◆ **Problem to solve**
Give an exact transcription of every line, dropping the images.
──────
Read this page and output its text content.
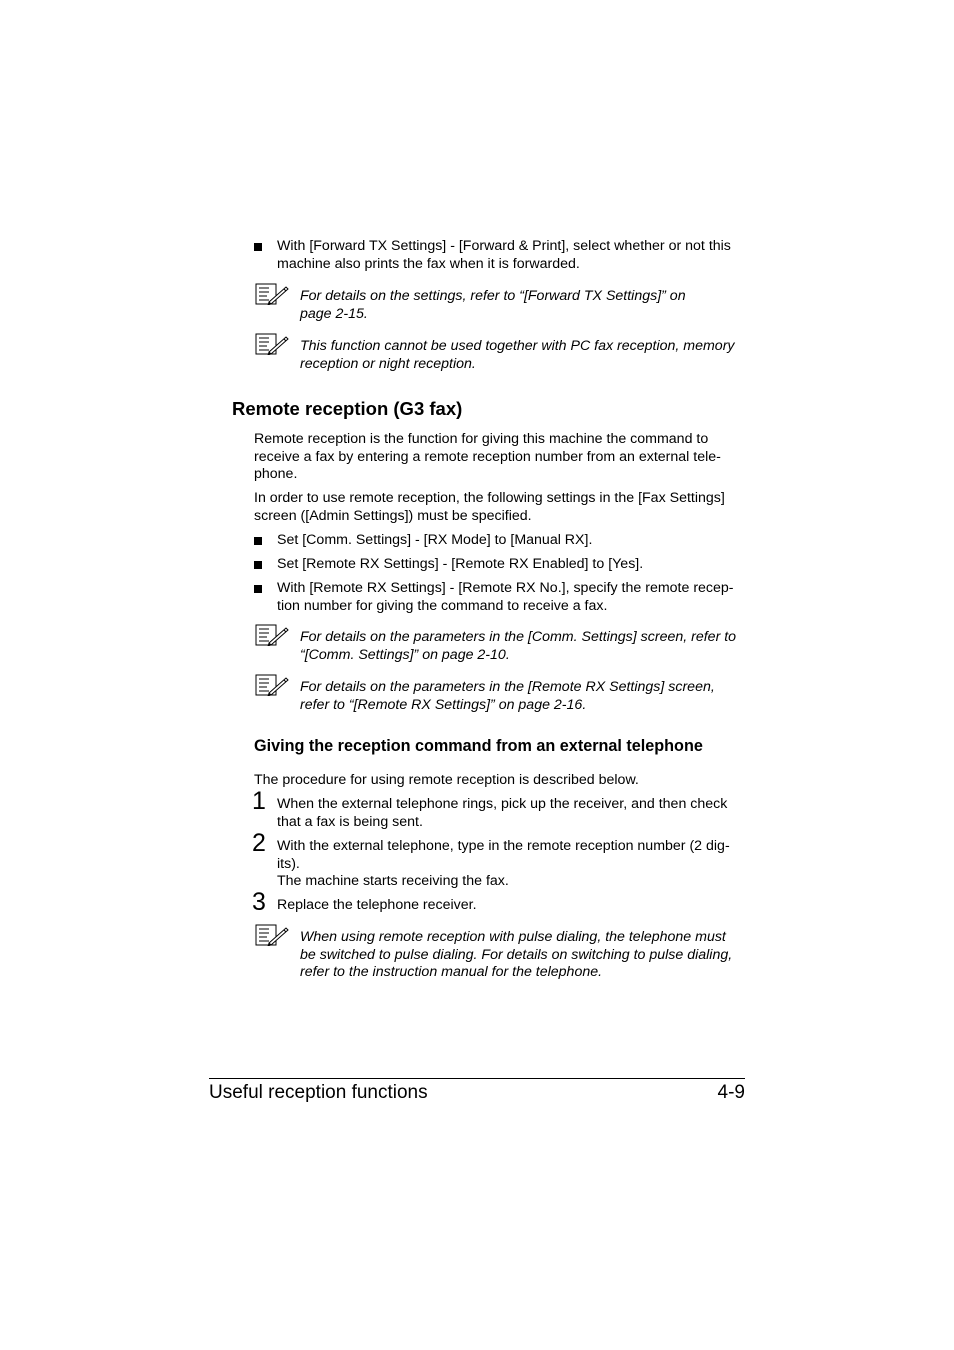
With [Forward TX Settings] - [Forward & Print], select whether or not this
machine also prints the fax when it is forwarded.
For details on the settings, refer to “[Forward TX Settings]” on
page 2-15.
This function cannot be used together with PC fax reception, memory
reception or night reception.
Remote reception (G3 fax)
Remote reception is the function for giving this machine the command to
receive a fax by entering a remote reception number from an external tele-
phone.
In order to use remote reception, the following settings in the [Fax Settings]
screen ([Admin Settings]) must be specified.
Set [Comm. Settings] - [RX Mode] to [Manual RX].
Set [Remote RX Settings] - [Remote RX Enabled] to [Yes].
With [Remote RX Settings] - [Remote RX No.], specify the remote recep-
tion number for giving the command to receive a fax.
For details on the parameters in the [Comm. Settings] screen, refer to
“[Comm. Settings]” on page 2-10.
For details on the parameters in the [Remote RX Settings] screen,
refer to “[Remote RX Settings]” on page 2-16.
Giving the reception command from an external telephone
The procedure for using remote reception is described below.
1 When the external telephone rings, pick up the receiver, and then check
that a fax is being sent.
2 With the external telephone, type in the remote reception number (2 dig-
its).
The machine starts receiving the fax.
3 Replace the telephone receiver.
When using remote reception with pulse dialing, the telephone must
be switched to pulse dialing. For details on switching to pulse dialing,
refer to the instruction manual for the telephone.
Useful reception functions	4-9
──────
◆ **Answer to this problem**
Read this page and output its text content.
With [Forward TX Settings] - [Forward & Print], select whether or not this
machine also prints the fax when it is forwarded.
For details on the settings, refer to “[Forward TX Settings]” on
page 2-15.
This function cannot be used together with PC fax reception, memory
reception or night reception.
Remote reception (G3 fax)
Remote reception is the function for giving this machine the command to
receive a fax by entering a remote reception number from an external tele-
phone.
In order to use remote reception, the following settings in the [Fax Settings]
screen ([Admin Settings]) must be specified.
Set [Comm. Settings] - [RX Mode] to [Manual RX].
Set [Remote RX Settings] - [Remote RX Enabled] to [Yes].
With [Remote RX Settings] - [Remote RX No.], specify the remote recep-
tion number for giving the command to receive a fax.
For details on the parameters in the [Comm. Settings] screen, refer to
“[Comm. Settings]” on page 2-10.
For details on the parameters in the [Remote RX Settings] screen,
refer to “[Remote RX Settings]” on page 2-16.
Giving the reception command from an external telephone
The procedure for using remote reception is described below.
1 When the external telephone rings, pick up the receiver, and then check
that a fax is being sent.
2 With the external telephone, type in the remote reception number (2 dig-
its).
The machine starts receiving the fax.
3 Replace the telephone receiver.
When using remote reception with pulse dialing, the telephone must
be switched to pulse dialing. For details on switching to pulse dialing,
refer to the instruction manual for the telephone.
Useful reception functions	4-9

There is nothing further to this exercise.